*YOUR GOAL*: Without the pictures, output the records below word for word.

*MATERIAL TO PROCESS*:
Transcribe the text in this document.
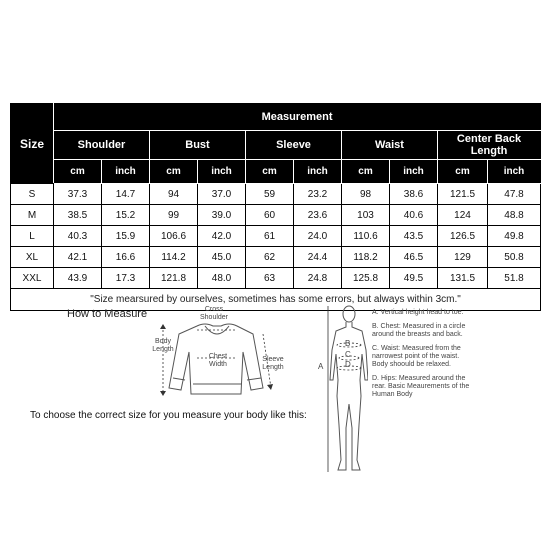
Size	Measurement									
	Shoulder		Bust		Sleeve		Waist		Center Back Length	
	cm	inch	cm	inch	cm	inch	cm	inch	cm	inch
S	37.3	14.7	94	37.0	59	23.2	98	38.6	121.5	47.8
M	38.5	15.2	99	39.0	60	23.6	103	40.6	124	48.8
L	40.3	15.9	106.6	42.0	61	24.0	110.6	43.5	126.5	49.8
XL	42.1	16.6	114.2	45.0	62	24.4	118.2	46.5	129	50.8
XXL	43.9	17.3	121.8	48.0	63	24.8	125.8	49.5	131.5	51.8
"Size mearsured by ourselves, sometimes has some errors, but always within 3cm."										
How to Measure	Cross Shoulder
Body Length
Chest Width
Sleeve Length
To choose the correct size for you measure your body like this:
A
B
C
D
A. Vertical height head to toe.
B. Chest: Measured in a circle around the breasts and back.
C. Waist: Measured from the narrowest point of the waist. Body shoould be relaxed.
D. Hips: Measured around the rear. Basic Meaurements of the Human Body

*REPLY*:
Transcribe the text in this document.
Size	Measurement									
	Shoulder		Bust		Sleeve		Waist		Center Back Length	
	cm	inch	cm	inch	cm	inch	cm	inch	cm	inch
S	37.3	14.7	94	37.0	59	23.2	98	38.6	121.5	47.8
M	38.5	15.2	99	39.0	60	23.6	103	40.6	124	48.8
L	40.3	15.9	106.6	42.0	61	24.0	110.6	43.5	126.5	49.8
XL	42.1	16.6	114.2	45.0	62	24.4	118.2	46.5	129	50.8
XXL	43.9	17.3	121.8	48.0	63	24.8	125.8	49.5	131.5	51.8
"Size mearsured by ourselves, sometimes has some errors, but always within 3cm."										
How to Measure	Cross Shoulder
Body Length
Chest Width
Sleeve Length
To choose the correct size for you measure your body like this:
A
B
C
D
A. Vertical height head to toe.
B. Chest: Measured in a circle around the breasts and back.
C. Waist: Measured from the narrowest point of the waist. Body shoould be relaxed.
D. Hips: Measured around the rear. Basic Meaurements of the Human Body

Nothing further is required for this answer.